[Input for this task start]

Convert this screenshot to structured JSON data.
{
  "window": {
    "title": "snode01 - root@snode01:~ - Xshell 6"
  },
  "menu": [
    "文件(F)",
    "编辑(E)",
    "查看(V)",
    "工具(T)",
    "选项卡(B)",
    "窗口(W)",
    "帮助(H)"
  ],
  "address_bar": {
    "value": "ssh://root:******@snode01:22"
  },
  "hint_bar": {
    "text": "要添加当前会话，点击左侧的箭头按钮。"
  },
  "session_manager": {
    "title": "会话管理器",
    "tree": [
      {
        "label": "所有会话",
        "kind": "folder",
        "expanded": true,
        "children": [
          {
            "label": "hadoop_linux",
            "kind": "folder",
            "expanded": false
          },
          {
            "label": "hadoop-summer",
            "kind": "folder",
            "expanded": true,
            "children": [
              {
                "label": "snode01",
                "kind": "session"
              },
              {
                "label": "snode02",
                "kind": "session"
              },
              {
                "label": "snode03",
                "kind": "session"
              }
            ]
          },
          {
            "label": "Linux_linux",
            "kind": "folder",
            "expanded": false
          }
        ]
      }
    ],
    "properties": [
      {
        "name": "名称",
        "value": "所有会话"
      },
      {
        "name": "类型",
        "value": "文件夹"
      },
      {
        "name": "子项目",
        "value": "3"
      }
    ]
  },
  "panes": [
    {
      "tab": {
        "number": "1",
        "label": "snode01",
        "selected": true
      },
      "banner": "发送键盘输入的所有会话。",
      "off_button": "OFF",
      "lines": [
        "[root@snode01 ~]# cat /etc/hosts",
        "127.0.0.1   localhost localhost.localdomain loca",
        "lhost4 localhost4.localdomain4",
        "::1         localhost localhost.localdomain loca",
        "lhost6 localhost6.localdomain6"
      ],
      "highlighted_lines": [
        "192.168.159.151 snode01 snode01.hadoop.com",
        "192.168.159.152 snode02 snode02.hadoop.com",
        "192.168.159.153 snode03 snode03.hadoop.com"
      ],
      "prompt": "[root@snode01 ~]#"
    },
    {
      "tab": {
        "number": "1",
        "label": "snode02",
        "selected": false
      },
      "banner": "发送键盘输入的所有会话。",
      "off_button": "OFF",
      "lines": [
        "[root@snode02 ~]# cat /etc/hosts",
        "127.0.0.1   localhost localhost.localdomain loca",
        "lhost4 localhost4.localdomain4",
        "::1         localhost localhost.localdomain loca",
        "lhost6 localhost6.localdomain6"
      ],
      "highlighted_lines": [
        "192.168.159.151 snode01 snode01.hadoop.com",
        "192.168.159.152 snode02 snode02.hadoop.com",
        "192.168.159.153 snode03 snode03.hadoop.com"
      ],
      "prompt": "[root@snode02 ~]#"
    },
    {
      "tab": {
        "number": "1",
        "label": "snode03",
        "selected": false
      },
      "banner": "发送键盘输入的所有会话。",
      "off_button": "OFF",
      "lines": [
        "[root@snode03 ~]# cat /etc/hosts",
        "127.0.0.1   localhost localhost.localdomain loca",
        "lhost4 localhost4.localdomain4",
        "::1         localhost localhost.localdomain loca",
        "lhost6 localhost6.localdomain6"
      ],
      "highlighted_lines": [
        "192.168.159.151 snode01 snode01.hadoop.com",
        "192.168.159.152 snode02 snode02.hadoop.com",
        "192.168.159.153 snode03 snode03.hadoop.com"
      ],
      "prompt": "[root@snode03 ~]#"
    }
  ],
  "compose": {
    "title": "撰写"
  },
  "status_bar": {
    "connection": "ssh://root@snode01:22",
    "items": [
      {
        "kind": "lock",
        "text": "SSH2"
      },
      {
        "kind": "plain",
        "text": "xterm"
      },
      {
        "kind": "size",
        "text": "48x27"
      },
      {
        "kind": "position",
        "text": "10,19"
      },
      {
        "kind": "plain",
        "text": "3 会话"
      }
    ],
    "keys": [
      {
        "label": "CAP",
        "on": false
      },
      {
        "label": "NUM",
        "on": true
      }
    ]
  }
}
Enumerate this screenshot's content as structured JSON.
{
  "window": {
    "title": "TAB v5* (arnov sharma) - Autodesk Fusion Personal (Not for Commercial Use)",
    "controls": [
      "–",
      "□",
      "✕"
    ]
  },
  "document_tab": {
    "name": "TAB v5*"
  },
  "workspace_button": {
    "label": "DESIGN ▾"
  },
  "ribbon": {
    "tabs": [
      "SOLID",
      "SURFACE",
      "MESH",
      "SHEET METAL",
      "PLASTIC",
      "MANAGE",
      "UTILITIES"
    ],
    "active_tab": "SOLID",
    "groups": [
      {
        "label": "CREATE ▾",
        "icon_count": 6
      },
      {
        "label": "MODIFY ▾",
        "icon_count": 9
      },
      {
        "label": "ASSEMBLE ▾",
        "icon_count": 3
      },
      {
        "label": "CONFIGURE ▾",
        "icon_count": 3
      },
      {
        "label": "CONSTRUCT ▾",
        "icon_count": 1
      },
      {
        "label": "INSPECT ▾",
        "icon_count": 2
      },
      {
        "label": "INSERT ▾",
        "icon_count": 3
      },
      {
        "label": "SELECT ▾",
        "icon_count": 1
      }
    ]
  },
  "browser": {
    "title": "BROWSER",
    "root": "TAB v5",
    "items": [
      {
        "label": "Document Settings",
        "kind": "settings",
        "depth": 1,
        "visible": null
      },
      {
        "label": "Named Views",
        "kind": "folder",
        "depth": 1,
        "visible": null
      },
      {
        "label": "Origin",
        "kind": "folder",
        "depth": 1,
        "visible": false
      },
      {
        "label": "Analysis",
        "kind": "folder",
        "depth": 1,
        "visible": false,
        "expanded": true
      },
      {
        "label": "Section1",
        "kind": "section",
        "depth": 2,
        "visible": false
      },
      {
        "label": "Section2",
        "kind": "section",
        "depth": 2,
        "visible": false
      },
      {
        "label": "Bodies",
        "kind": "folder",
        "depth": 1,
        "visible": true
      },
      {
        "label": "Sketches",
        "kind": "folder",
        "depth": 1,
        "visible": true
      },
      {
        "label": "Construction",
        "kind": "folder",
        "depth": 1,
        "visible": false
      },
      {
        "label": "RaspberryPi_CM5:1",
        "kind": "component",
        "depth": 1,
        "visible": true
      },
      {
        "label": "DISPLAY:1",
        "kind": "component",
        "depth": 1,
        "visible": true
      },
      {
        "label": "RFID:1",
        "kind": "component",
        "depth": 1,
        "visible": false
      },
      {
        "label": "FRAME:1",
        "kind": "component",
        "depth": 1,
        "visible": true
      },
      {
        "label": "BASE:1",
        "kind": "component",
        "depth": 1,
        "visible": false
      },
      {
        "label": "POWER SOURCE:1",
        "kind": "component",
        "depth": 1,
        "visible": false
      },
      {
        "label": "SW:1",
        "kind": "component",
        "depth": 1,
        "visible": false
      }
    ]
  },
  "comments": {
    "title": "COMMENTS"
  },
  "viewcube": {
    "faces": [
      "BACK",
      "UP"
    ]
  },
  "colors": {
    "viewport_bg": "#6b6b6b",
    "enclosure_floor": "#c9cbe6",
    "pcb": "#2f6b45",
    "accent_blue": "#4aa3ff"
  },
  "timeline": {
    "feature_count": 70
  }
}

[Input for this task end]

• Written request: Write out the full listing exactly as given.

• Worked answer:
Convert this screenshot to structured JSON data.
{
  "window": {
    "title": "snode01 - root@snode01:~ - Xshell 6"
  },
  "menu": [
    "文件(F)",
    "编辑(E)",
    "查看(V)",
    "工具(T)",
    "选项卡(B)",
    "窗口(W)",
    "帮助(H)"
  ],
  "address_bar": {
    "value": "ssh://root:******@snode01:22"
  },
  "hint_bar": {
    "text": "要添加当前会话，点击左侧的箭头按钮。"
  },
  "session_manager": {
    "title": "会话管理器",
    "tree": [
      {
        "label": "所有会话",
        "kind": "folder",
        "expanded": true,
        "children": [
          {
            "label": "hadoop_linux",
            "kind": "folder",
            "expanded": false
          },
          {
            "label": "hadoop-summer",
            "kind": "folder",
            "expanded": true,
            "children": [
              {
                "label": "snode01",
                "kind": "session"
              },
              {
                "label": "snode02",
                "kind": "session"
              },
              {
                "label": "snode03",
                "kind": "session"
              }
            ]
          },
          {
            "label": "Linux_linux",
            "kind": "folder",
            "expanded": false
          }
        ]
      }
    ],
    "properties": [
      {
        "name": "名称",
        "value": "所有会话"
      },
      {
        "name": "类型",
        "value": "文件夹"
      },
      {
        "name": "子项目",
        "value": "3"
      }
    ]
  },
  "panes": [
    {
      "tab": {
        "number": "1",
        "label": "snode01",
        "selected": true
      },
      "banner": "发送键盘输入的所有会话。",
      "off_button": "OFF",
      "lines": [
        "[root@snode01 ~]# cat /etc/hosts",
        "127.0.0.1   localhost localhost.localdomain loca",
        "lhost4 localhost4.localdomain4",
        "::1         localhost localhost.localdomain loca",
        "lhost6 localhost6.localdomain6"
      ],
      "highlighted_lines": [
        "192.168.159.151 snode01 snode01.hadoop.com",
        "192.168.159.152 snode02 snode02.hadoop.com",
        "192.168.159.153 snode03 snode03.hadoop.com"
      ],
      "prompt": "[root@snode01 ~]#"
    },
    {
      "tab": {
        "number": "1",
        "label": "snode02",
        "selected": false
      },
      "banner": "发送键盘输入的所有会话。",
      "off_button": "OFF",
      "lines": [
        "[root@snode02 ~]# cat /etc/hosts",
        "127.0.0.1   localhost localhost.localdomain loca",
        "lhost4 localhost4.localdomain4",
        "::1         localhost localhost.localdomain loca",
        "lhost6 localhost6.localdomain6"
      ],
      "highlighted_lines": [
        "192.168.159.151 snode01 snode01.hadoop.com",
        "192.168.159.152 snode02 snode02.hadoop.com",
        "192.168.159.153 snode03 snode03.hadoop.com"
      ],
      "prompt": "[root@snode02 ~]#"
    },
    {
      "tab": {
        "number": "1",
        "label": "snode03",
        "selected": false
      },
      "banner": "发送键盘输入的所有会话。",
      "off_button": "OFF",
      "lines": [
        "[root@snode03 ~]# cat /etc/hosts",
        "127.0.0.1   localhost localhost.localdomain loca",
        "lhost4 localhost4.localdomain4",
        "::1         localhost localhost.localdomain loca",
        "lhost6 localhost6.localdomain6"
      ],
      "highlighted_lines": [
        "192.168.159.151 snode01 snode01.hadoop.com",
        "192.168.159.152 snode02 snode02.hadoop.com",
        "192.168.159.153 snode03 snode03.hadoop.com"
      ],
      "prompt": "[root@snode03 ~]#"
    }
  ],
  "compose": {
    "title": "撰写"
  },
  "status_bar": {
    "connection": "ssh://root@snode01:22",
    "items": [
      {
        "kind": "lock",
        "text": "SSH2"
      },
      {
        "kind": "plain",
        "text": "xterm"
      },
      {
        "kind": "size",
        "text": "48x27"
      },
      {
        "kind": "position",
        "text": "10,19"
      },
      {
        "kind": "plain",
        "text": "3 会话"
      }
    ],
    "keys": [
      {
        "label": "CAP",
        "on": false
      },
      {
        "label": "NUM",
        "on": true
      }
    ]
  }
}
Enumerate this screenshot's content as structured JSON.
{
  "window": {
    "title": "TAB v5* (arnov sharma) - Autodesk Fusion Personal (Not for Commercial Use)",
    "controls": [
      "–",
      "□",
      "✕"
    ]
  },
  "document_tab": {
    "name": "TAB v5*"
  },
  "workspace_button": {
    "label": "DESIGN ▾"
  },
  "ribbon": {
    "tabs": [
      "SOLID",
      "SURFACE",
      "MESH",
      "SHEET METAL",
      "PLASTIC",
      "MANAGE",
      "UTILITIES"
    ],
    "active_tab": "SOLID",
    "groups": [
      {
        "label": "CREATE ▾",
        "icon_count": 6
      },
      {
        "label": "MODIFY ▾",
        "icon_count": 9
      },
      {
        "label": "ASSEMBLE ▾",
        "icon_count": 3
      },
      {
        "label": "CONFIGURE ▾",
        "icon_count": 3
      },
      {
        "label": "CONSTRUCT ▾",
        "icon_count": 1
      },
      {
        "label": "INSPECT ▾",
        "icon_count": 2
      },
      {
        "label": "INSERT ▾",
        "icon_count": 3
      },
      {
        "label": "SELECT ▾",
        "icon_count": 1
      }
    ]
  },
  "browser": {
    "title": "BROWSER",
    "root": "TAB v5",
    "items": [
      {
        "label": "Document Settings",
        "kind": "settings",
        "depth": 1,
        "visible": null
      },
      {
        "label": "Named Views",
        "kind": "folder",
        "depth": 1,
        "visible": null
      },
      {
        "label": "Origin",
        "kind": "folder",
        "depth": 1,
        "visible": false
      },
      {
        "label": "Analysis",
        "kind": "folder",
        "depth": 1,
        "visible": false,
        "expanded": true
      },
      {
        "label": "Section1",
        "kind": "section",
        "depth": 2,
        "visible": false
      },
      {
        "label": "Section2",
        "kind": "section",
        "depth": 2,
        "visible": false
      },
      {
        "label": "Bodies",
        "kind": "folder",
        "depth": 1,
        "visible": true
      },
      {
        "label": "Sketches",
        "kind": "folder",
        "depth": 1,
        "visible": true
      },
      {
        "label": "Construction",
        "kind": "folder",
        "depth": 1,
        "visible": false
      },
      {
        "label": "RaspberryPi_CM5:1",
        "kind": "component",
        "depth": 1,
        "visible": true
      },
      {
        "label": "DISPLAY:1",
        "kind": "component",
        "depth": 1,
        "visible": true
      },
      {
        "label": "RFID:1",
        "kind": "component",
        "depth": 1,
        "visible": false
      },
      {
        "label": "FRAME:1",
        "kind": "component",
        "depth": 1,
        "visible": true
      },
      {
        "label": "BASE:1",
        "kind": "component",
        "depth": 1,
        "visible": false
      },
      {
        "label": "POWER SOURCE:1",
        "kind": "component",
        "depth": 1,
        "visible": false
      },
      {
        "label": "SW:1",
        "kind": "component",
        "depth": 1,
        "visible": false
      }
    ]
  },
  "comments": {
    "title": "COMMENTS"
  },
  "viewcube": {
    "faces": [
      "BACK",
      "UP"
    ]
  },
  "colors": {
    "viewport_bg": "#6b6b6b",
    "enclosure_floor": "#c9cbe6",
    "pcb": "#2f6b45",
    "accent_blue": "#4aa3ff"
  },
  "timeline": {
    "feature_count": 70
  }
}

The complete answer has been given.